**INSTRUCTIONS FOR THE TASK**
Transcribe each line of the material as it is, and drop any picture.

---------- INFORMATION GIVEN

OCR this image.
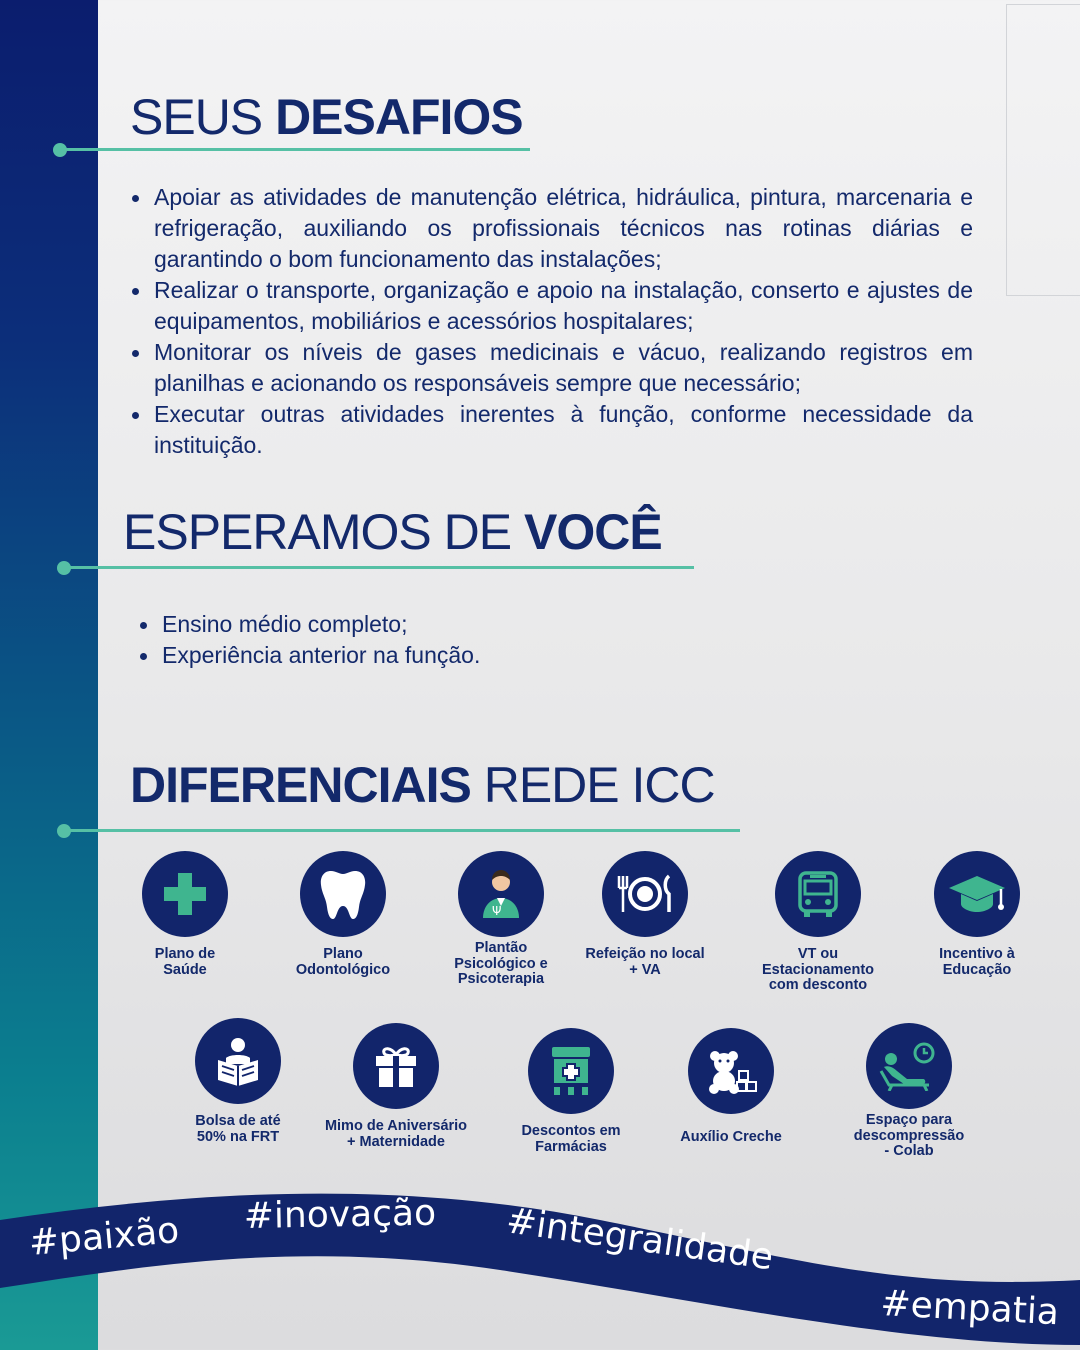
SEUS DESAFIOS
Apoiar as atividades de manutenção elétrica, hidráulica, pintura, marcenaria e refrigeração, auxiliando os profissionais técnicos nas rotinas diárias e garantindo o bom funcionamento das instalações;
Realizar o transporte, organização e apoio na instalação, conserto e ajustes de equipamentos, mobiliários e acessórios hospitalares;
Monitorar os níveis de gases medicinais e vácuo, realizando registros em planilhas e acionando os responsáveis sempre que necessário;
Executar outras atividades inerentes à função, conforme necessidade da instituição.
ESPERAMOS DE VOCÊ
Ensino médio completo;
Experiência anterior na função.
DIFERENCIAIS REDE ICC
Plano de
Saúde
Plano
Odontológico
Ψ
Plantão
Psicológico e
Psicoterapia
Refeição no local
+ VA
VT ou
Estacionamento
com desconto
Incentivo à
Educação
Bolsa de até
50% na FRT
Mimo de Aniversário
+ Maternidade
Descontos em
Farmácias
Auxílio Creche
Espaço para
descompressão
- Colab
#paixão #inovação #integralidade
#empatia
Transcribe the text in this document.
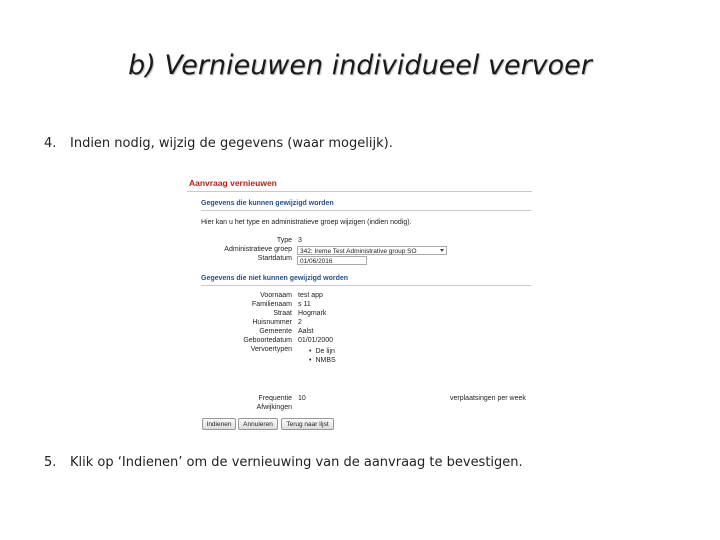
b) Vernieuwen individueel vervoer
4. Indien nodig, wijzig de gegevens (waar mogelijk).
Aanvraag vernieuwen
Gegevens die kunnen gewijzigd worden
Hier kan u het type en administratieve groep wijzigen (indien nodig).
Type 3
Administratieve groep	342: Ireme Test Administrative group SO
Startdatum	01/06/2016
Gegevens die niet kunnen gewijzigd worden
Voornaam test app
Familienaam s 11
Straat Hogmark
Huisnummer 2
Gemeente Aalst
Geboortedatum 01/01/2000
Vervoertypen
•	De lijn
• NMBS
Frequentie 10	verplaatsingen per week
Afwijkingen
Indienen	Annuleren	Terug naar lijst
5. Klik op ‘Indienen’ om de vernieuwing van de aanvraag te bevestigen.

--------------------

**ANSWER IN FULL**
OCR this image.
SEUS DESAFIOS
Apoiar as atividades de manutenção elétrica, hidráulica, pintura, marcenaria e refrigeração, auxiliando os profissionais técnicos nas rotinas diárias e garantindo o bom funcionamento das instalações;
Realizar o transporte, organização e apoio na instalação, conserto e ajustes de equipamentos, mobiliários e acessórios hospitalares;
Monitorar os níveis de gases medicinais e vácuo, realizando registros em planilhas e acionando os responsáveis sempre que necessário;
Executar outras atividades inerentes à função, conforme necessidade da instituição.
ESPERAMOS DE VOCÊ
Ensino médio completo;
Experiência anterior na função.
DIFERENCIAIS REDE ICC
Plano de
Saúde
Plano
Odontológico
Ψ
Plantão
Psicológico e
Psicoterapia
Refeição no local
+ VA
VT ou
Estacionamento
com desconto
Incentivo à
Educação
Bolsa de até
50% na FRT
Mimo de Aniversário
+ Maternidade
Descontos em
Farmácias
Auxílio Creche
Espaço para
descompressão
- Colab
#paixão #inovação #integralidade
#empatia
Transcribe the text in this document.
b) Vernieuwen individueel vervoer
4. Indien nodig, wijzig de gegevens (waar mogelijk).
Aanvraag vernieuwen
Gegevens die kunnen gewijzigd worden
Hier kan u het type en administratieve groep wijzigen (indien nodig).
Type 3
Administratieve groep	342: Ireme Test Administrative group SO
Startdatum	01/06/2016
Gegevens die niet kunnen gewijzigd worden
Voornaam test app
Familienaam s 11
Straat Hogmark
Huisnummer 2
Gemeente Aalst
Geboortedatum 01/01/2000
Vervoertypen
•	De lijn
• NMBS
Frequentie 10	verplaatsingen per week
Afwijkingen
Indienen	Annuleren	Terug naar lijst
5. Klik op ‘Indienen’ om de vernieuwing van de aanvraag te bevestigen.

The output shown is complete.